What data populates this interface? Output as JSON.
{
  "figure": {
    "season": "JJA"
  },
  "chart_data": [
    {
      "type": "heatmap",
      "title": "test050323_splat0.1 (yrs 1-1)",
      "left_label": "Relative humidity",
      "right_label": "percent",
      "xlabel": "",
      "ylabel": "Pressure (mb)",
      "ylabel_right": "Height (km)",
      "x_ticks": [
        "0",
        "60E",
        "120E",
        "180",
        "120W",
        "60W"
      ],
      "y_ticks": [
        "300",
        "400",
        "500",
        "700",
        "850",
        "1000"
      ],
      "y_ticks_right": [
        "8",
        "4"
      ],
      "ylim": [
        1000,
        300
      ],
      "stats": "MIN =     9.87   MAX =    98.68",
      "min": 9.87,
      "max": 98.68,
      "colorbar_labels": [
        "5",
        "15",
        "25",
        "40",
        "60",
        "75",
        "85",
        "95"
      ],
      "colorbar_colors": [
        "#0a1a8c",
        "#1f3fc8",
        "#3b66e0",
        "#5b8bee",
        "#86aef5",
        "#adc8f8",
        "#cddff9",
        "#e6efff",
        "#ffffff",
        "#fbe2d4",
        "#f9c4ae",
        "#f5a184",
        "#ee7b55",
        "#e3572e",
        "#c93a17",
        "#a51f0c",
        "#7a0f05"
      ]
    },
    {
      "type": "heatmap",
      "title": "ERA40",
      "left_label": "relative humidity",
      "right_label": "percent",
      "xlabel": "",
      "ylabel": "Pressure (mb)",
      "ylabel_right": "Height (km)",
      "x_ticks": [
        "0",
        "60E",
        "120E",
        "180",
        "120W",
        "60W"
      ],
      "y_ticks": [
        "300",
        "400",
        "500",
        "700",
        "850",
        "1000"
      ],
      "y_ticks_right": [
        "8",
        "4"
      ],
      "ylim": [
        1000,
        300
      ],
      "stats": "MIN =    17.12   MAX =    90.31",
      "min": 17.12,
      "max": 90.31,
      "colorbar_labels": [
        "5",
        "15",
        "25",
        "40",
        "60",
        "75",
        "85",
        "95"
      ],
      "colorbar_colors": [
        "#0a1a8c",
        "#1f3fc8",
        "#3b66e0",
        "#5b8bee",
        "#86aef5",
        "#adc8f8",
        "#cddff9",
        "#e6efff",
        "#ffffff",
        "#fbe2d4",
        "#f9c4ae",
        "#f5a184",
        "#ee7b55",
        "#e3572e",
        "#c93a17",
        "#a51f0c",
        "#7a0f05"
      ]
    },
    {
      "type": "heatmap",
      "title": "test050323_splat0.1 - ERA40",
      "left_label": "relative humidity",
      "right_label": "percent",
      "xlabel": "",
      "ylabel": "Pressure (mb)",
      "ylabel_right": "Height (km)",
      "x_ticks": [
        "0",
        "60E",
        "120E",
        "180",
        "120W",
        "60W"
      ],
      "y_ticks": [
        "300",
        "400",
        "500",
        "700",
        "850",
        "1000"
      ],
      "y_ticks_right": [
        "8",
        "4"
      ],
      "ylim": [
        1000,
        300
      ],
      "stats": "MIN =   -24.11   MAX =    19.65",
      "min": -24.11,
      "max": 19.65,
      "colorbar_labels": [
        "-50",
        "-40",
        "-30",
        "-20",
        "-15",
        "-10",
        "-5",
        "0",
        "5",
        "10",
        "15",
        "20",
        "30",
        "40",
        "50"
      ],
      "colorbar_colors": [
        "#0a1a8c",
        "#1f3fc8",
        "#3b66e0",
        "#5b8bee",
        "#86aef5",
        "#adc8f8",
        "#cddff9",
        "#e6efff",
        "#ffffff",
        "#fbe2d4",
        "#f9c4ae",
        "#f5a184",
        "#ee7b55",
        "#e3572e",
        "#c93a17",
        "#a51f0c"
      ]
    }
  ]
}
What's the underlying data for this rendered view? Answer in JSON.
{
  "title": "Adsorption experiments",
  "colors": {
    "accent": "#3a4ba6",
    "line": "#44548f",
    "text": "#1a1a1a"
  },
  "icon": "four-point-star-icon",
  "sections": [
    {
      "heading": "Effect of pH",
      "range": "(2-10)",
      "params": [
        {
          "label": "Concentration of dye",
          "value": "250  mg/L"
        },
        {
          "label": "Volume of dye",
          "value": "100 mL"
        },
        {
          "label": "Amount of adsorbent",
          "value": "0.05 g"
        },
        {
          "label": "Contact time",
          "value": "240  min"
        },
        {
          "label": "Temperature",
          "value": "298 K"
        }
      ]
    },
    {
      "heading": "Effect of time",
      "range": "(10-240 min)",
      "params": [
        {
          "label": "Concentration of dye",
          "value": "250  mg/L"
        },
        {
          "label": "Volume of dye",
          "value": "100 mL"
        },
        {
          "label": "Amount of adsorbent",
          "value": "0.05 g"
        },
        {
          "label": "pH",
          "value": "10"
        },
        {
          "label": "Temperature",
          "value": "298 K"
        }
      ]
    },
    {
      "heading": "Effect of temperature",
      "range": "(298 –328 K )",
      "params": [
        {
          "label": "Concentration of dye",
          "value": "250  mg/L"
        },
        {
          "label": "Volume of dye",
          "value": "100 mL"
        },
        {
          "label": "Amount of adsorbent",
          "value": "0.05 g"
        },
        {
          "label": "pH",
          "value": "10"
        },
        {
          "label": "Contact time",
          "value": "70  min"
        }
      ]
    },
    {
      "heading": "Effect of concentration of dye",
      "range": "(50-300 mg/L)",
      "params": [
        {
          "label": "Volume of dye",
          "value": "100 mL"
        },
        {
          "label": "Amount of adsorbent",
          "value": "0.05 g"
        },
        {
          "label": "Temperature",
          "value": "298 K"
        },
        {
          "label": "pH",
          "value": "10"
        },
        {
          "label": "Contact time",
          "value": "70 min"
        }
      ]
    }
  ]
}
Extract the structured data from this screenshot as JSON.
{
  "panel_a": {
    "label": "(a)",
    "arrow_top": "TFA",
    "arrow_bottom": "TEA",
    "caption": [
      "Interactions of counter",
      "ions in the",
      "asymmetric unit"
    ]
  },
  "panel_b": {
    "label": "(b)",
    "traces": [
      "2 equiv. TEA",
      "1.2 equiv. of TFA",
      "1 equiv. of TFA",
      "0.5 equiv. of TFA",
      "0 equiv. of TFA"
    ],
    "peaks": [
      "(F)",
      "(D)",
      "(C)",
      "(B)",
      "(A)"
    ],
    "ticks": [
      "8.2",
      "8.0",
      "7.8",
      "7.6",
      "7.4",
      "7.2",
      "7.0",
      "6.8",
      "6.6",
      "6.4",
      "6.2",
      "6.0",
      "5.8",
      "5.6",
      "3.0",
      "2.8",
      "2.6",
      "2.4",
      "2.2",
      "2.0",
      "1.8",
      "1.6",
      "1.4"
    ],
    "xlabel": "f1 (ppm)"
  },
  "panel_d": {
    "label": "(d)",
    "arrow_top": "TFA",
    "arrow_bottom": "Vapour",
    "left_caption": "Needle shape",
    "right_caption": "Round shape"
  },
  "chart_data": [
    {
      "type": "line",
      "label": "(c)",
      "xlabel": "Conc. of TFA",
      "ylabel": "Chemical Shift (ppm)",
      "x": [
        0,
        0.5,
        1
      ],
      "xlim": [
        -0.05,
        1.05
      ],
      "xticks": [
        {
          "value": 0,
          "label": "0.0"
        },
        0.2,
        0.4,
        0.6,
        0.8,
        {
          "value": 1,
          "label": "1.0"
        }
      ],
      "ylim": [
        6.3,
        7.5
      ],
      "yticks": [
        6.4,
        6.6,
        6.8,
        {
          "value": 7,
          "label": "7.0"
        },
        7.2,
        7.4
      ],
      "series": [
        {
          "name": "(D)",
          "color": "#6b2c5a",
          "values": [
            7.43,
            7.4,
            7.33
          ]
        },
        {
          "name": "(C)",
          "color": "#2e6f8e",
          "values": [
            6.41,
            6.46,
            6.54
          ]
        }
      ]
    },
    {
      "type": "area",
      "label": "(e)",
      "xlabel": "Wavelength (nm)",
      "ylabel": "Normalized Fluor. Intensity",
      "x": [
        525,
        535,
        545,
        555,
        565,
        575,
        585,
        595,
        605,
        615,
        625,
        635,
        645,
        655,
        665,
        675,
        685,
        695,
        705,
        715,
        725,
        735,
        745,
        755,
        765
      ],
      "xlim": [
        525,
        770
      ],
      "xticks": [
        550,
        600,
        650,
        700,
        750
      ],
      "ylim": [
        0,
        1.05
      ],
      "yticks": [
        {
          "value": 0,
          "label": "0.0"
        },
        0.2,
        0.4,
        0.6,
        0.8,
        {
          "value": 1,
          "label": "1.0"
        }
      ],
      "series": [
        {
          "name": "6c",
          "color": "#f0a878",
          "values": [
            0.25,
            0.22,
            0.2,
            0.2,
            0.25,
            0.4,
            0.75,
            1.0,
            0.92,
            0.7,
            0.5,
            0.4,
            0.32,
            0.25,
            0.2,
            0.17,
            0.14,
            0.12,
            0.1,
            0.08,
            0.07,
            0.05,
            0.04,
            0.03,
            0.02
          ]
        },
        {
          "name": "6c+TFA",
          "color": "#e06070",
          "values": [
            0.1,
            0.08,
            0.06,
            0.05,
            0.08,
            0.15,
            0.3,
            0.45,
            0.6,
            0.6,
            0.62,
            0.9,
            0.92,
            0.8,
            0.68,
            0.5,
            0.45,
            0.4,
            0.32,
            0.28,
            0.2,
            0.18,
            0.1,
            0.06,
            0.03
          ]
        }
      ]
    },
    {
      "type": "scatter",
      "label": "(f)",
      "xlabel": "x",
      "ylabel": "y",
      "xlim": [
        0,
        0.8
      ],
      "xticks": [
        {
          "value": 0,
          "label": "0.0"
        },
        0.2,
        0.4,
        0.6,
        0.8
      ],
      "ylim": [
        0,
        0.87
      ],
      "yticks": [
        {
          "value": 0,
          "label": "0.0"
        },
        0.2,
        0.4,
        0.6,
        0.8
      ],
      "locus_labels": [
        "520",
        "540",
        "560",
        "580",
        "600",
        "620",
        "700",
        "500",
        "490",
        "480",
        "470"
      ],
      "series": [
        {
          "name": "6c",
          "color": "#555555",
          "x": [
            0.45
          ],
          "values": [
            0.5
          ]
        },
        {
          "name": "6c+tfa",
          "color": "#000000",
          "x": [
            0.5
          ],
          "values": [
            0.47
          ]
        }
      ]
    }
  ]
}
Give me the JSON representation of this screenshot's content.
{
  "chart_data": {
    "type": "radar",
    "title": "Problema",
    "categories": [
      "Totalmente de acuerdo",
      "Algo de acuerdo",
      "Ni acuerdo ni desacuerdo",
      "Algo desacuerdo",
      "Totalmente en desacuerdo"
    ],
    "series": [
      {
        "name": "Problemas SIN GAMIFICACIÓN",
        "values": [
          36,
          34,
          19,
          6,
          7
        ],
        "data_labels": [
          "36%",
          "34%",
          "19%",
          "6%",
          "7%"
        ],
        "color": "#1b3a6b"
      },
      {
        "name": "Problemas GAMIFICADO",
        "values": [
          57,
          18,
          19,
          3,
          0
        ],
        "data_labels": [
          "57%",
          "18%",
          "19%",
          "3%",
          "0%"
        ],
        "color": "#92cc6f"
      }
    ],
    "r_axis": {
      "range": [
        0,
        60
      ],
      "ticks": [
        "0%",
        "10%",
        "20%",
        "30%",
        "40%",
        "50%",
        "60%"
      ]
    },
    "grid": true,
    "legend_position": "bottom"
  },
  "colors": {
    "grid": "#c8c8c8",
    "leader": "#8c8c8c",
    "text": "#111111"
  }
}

__GOAL__. State the count of lines that contain the string "desacuerdo". Nothing else is needed.

__PROBLEM SOLUTION__. 3